• [GIVEN TASK]
Among the lines below, list those containing the string "κορυφῆς".

• [MATERIAL SUPPLIED]
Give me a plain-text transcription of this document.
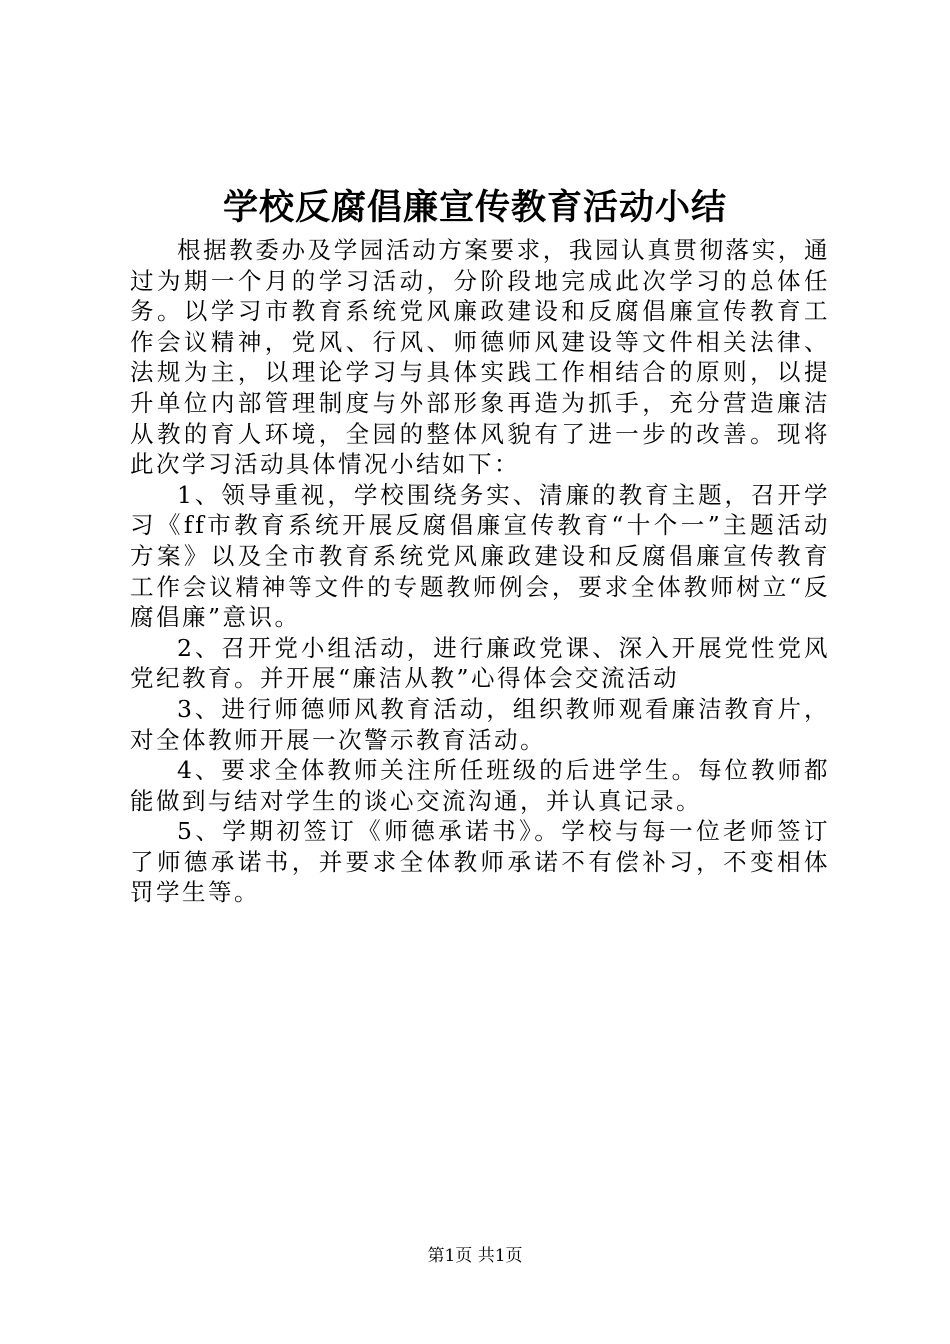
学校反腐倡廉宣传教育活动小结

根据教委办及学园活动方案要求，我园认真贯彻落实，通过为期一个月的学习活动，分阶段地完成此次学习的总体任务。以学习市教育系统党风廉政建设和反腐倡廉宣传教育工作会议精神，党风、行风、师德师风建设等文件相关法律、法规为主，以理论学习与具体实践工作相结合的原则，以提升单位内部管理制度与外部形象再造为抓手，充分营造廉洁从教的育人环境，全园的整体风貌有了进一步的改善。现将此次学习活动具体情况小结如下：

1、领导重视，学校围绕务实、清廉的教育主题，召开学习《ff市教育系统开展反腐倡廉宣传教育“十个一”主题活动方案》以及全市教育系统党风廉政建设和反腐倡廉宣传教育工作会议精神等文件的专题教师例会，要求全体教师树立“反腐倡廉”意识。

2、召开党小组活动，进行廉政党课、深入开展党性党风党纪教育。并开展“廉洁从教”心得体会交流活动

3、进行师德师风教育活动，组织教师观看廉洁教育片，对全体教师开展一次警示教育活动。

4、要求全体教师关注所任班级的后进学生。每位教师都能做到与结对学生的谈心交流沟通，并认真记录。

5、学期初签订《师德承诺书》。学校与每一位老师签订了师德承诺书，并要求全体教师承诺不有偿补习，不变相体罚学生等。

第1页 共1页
---
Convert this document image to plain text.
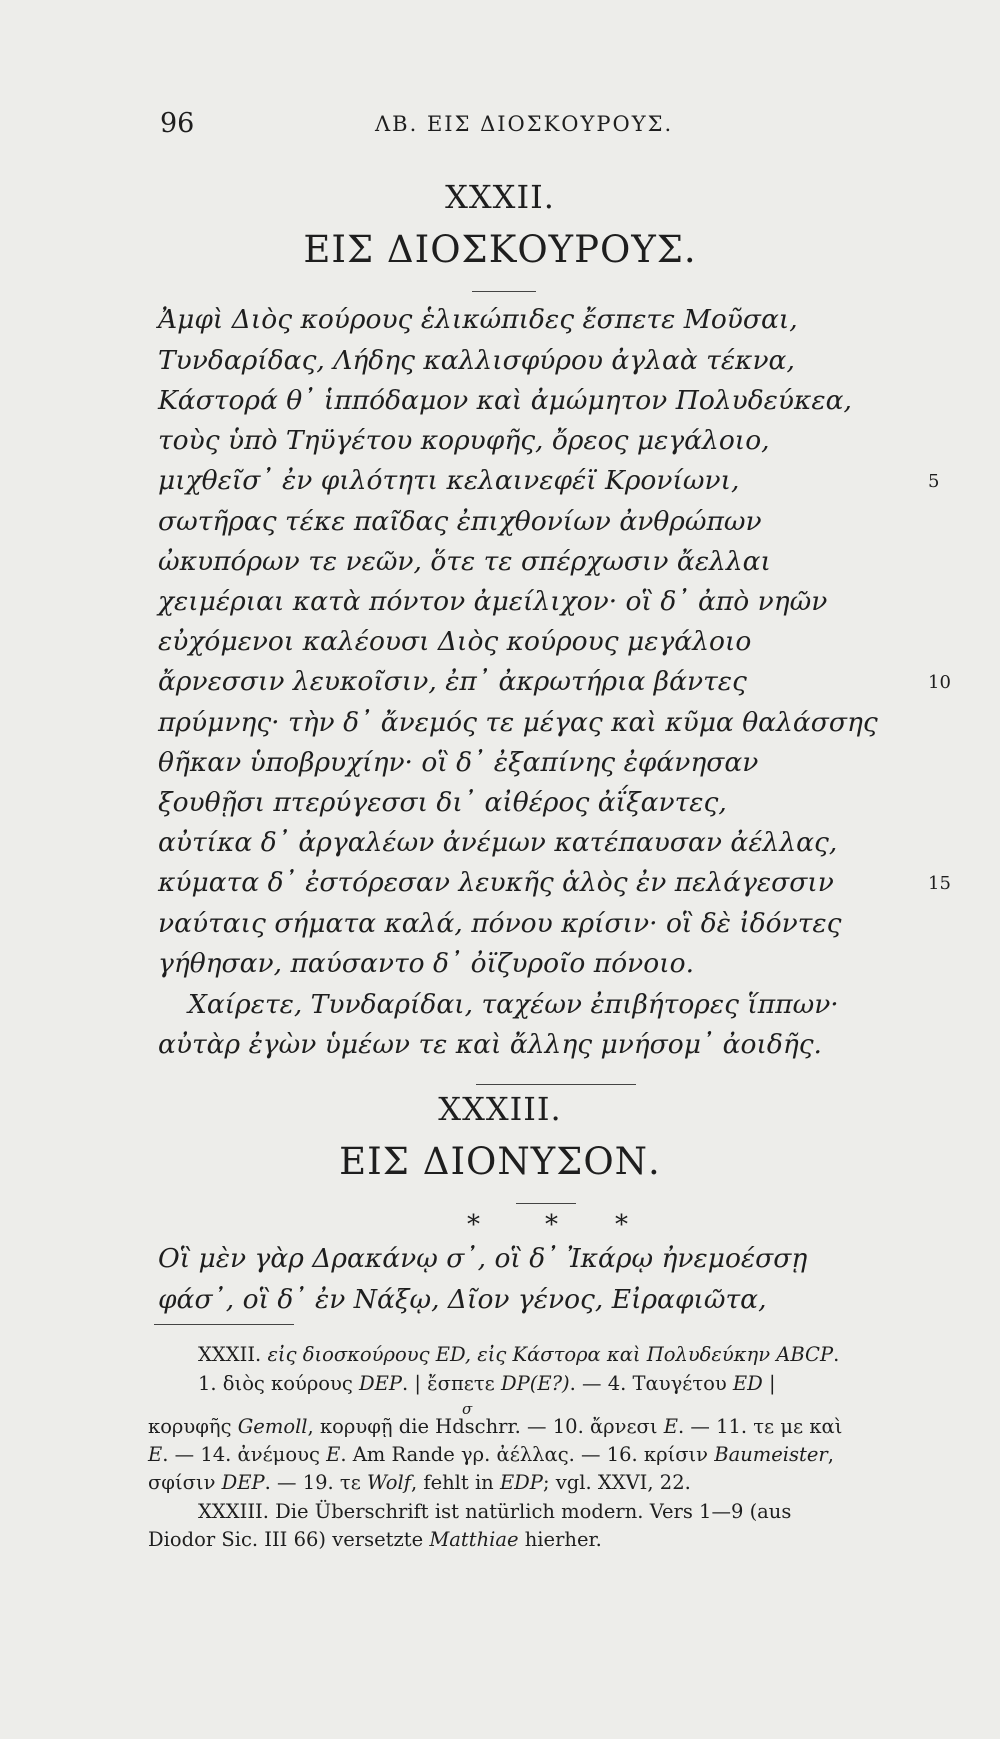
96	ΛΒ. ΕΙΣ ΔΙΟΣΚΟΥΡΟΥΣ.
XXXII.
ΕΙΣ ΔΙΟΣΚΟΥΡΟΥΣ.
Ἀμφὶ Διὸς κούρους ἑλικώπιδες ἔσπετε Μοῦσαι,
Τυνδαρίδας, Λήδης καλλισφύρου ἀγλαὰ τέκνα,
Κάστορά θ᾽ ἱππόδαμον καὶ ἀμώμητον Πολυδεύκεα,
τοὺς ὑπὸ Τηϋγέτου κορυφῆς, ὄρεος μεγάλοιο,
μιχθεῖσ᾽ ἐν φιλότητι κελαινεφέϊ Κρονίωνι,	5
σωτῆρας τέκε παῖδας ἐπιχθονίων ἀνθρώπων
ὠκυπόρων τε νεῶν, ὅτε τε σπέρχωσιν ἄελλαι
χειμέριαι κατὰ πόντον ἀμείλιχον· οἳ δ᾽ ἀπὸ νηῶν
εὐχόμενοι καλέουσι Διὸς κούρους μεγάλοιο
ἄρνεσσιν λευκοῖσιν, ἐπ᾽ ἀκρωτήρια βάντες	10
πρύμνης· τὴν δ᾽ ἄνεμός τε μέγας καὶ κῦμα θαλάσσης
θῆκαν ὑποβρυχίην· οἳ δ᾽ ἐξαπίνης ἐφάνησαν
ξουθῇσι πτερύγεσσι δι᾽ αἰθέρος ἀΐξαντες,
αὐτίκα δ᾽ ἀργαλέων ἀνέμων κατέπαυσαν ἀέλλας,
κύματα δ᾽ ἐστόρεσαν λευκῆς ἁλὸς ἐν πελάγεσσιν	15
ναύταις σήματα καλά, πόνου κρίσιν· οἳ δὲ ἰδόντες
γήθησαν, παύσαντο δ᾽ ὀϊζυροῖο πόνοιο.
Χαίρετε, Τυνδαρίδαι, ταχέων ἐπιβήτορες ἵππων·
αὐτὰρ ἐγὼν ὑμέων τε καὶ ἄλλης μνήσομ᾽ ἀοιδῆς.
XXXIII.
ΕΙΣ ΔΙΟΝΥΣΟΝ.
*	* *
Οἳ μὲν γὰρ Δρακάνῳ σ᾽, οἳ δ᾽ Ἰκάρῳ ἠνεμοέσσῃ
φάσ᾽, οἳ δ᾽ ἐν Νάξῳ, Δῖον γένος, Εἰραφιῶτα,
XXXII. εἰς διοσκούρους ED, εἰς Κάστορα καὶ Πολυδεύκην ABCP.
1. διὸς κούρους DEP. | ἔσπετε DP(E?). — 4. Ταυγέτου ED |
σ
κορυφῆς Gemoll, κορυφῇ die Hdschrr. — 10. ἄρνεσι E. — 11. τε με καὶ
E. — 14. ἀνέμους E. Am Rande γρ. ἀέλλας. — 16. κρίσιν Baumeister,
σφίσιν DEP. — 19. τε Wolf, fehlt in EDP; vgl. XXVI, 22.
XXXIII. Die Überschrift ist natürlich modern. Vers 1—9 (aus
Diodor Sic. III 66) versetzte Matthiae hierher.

• [EXERCISE RESPONSE]
τοὺς ὑπὸ Τηϋγέτου κορυφῆς, ὄρεος μεγάλοιο,
κορυφῆς Gemoll, κορυφῇ die Hdschrr. — 10. ἄρνεσι E. — 11. τε με καὶ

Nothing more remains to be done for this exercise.